» **What you need to do**: Repeat each record exactly. Any picture gets left out.

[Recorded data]
******************************
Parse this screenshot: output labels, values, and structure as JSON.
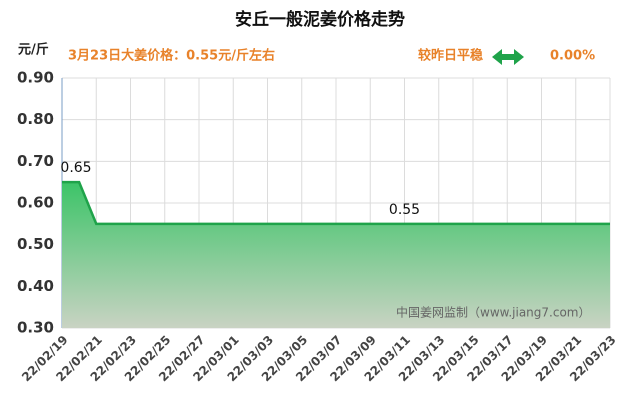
{
  "chart_data": {
    "type": "area",
    "title": "安丘一般泥姜价格走势",
    "y_label": "元/斤",
    "subtitle": "3月23日大姜价格：0.55元/斤左右",
    "change_text": "较昨日平稳",
    "change_value": "0.00%",
    "watermark": "中国姜网监制（www.jiang7.com）",
    "categories": [
      "22/02/19",
      null,
      "22/02/21",
      null,
      "22/02/23",
      null,
      "22/02/25",
      null,
      "22/02/27",
      null,
      "22/03/01",
      null,
      "22/03/03",
      null,
      "22/03/05",
      null,
      "22/03/07",
      null,
      "22/03/09",
      null,
      "22/03/11",
      null,
      "22/03/13",
      null,
      "22/03/15",
      null,
      "22/03/17",
      null,
      "22/03/19",
      null,
      "22/03/21",
      null,
      "22/03/23"
    ],
    "values": [
      0.65,
      0.65,
      0.55,
      0.55,
      0.55,
      0.55,
      0.55,
      0.55,
      0.55,
      0.55,
      0.55,
      0.55,
      0.55,
      0.55,
      0.55,
      0.55,
      0.55,
      0.55,
      0.55,
      0.55,
      0.55,
      0.55,
      0.55,
      0.55,
      0.55,
      0.55,
      0.55,
      0.55,
      0.55,
      0.55,
      0.55,
      0.55,
      0.55
    ],
    "value_labels": [
      "0.65",
      null,
      null,
      null,
      null,
      null,
      null,
      null,
      null,
      null,
      null,
      null,
      null,
      null,
      null,
      null,
      null,
      null,
      null,
      null,
      "0.55",
      null,
      null,
      null,
      null,
      null,
      null,
      null,
      null,
      null,
      null,
      null,
      null
    ],
    "color": "#1fa34a",
    "ylim": [
      0.3,
      0.9
    ],
    "yticks": [
      {
        "value": 0.3,
        "label": "0.30"
      },
      {
        "value": 0.4,
        "label": "0.40"
      },
      {
        "value": 0.5,
        "label": "0.50"
      },
      {
        "value": 0.6,
        "label": "0.60"
      },
      {
        "value": 0.7,
        "label": "0.70"
      },
      {
        "value": 0.8,
        "label": "0.80"
      },
      {
        "value": 0.9,
        "label": "0.90"
      }
    ],
    "grid": true
  }
}
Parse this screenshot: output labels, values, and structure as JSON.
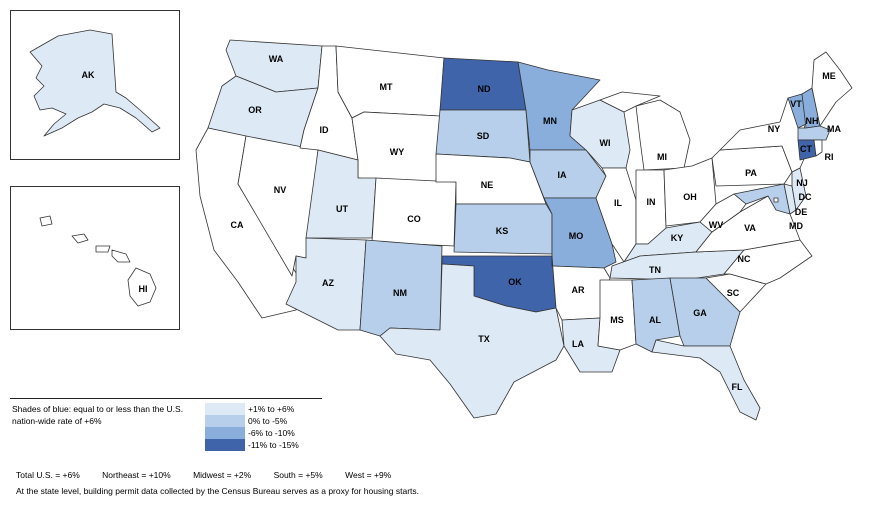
******************************
» **Solution for this task**:
Parse this screenshot: output labels, values, and structure as JSON.
{
  "chart_data": {
    "type": "area",
    "title": "安丘一般泥姜价格走势",
    "y_label": "元/斤",
    "subtitle": "3月23日大姜价格：0.55元/斤左右",
    "change_text": "较昨日平稳",
    "change_value": "0.00%",
    "watermark": "中国姜网监制（www.jiang7.com）",
    "categories": [
      "22/02/19",
      null,
      "22/02/21",
      null,
      "22/02/23",
      null,
      "22/02/25",
      null,
      "22/02/27",
      null,
      "22/03/01",
      null,
      "22/03/03",
      null,
      "22/03/05",
      null,
      "22/03/07",
      null,
      "22/03/09",
      null,
      "22/03/11",
      null,
      "22/03/13",
      null,
      "22/03/15",
      null,
      "22/03/17",
      null,
      "22/03/19",
      null,
      "22/03/21",
      null,
      "22/03/23"
    ],
    "values": [
      0.65,
      0.65,
      0.55,
      0.55,
      0.55,
      0.55,
      0.55,
      0.55,
      0.55,
      0.55,
      0.55,
      0.55,
      0.55,
      0.55,
      0.55,
      0.55,
      0.55,
      0.55,
      0.55,
      0.55,
      0.55,
      0.55,
      0.55,
      0.55,
      0.55,
      0.55,
      0.55,
      0.55,
      0.55,
      0.55,
      0.55,
      0.55,
      0.55
    ],
    "value_labels": [
      "0.65",
      null,
      null,
      null,
      null,
      null,
      null,
      null,
      null,
      null,
      null,
      null,
      null,
      null,
      null,
      null,
      null,
      null,
      null,
      null,
      "0.55",
      null,
      null,
      null,
      null,
      null,
      null,
      null,
      null,
      null,
      null,
      null,
      null
    ],
    "color": "#1fa34a",
    "ylim": [
      0.3,
      0.9
    ],
    "yticks": [
      {
        "value": 0.3,
        "label": "0.30"
      },
      {
        "value": 0.4,
        "label": "0.40"
      },
      {
        "value": 0.5,
        "label": "0.50"
      },
      {
        "value": 0.6,
        "label": "0.60"
      },
      {
        "value": 0.7,
        "label": "0.70"
      },
      {
        "value": 0.8,
        "label": "0.80"
      },
      {
        "value": 0.9,
        "label": "0.90"
      }
    ],
    "grid": true
  }
}
Parse this screenshot: output labels, values, and structure as JSON.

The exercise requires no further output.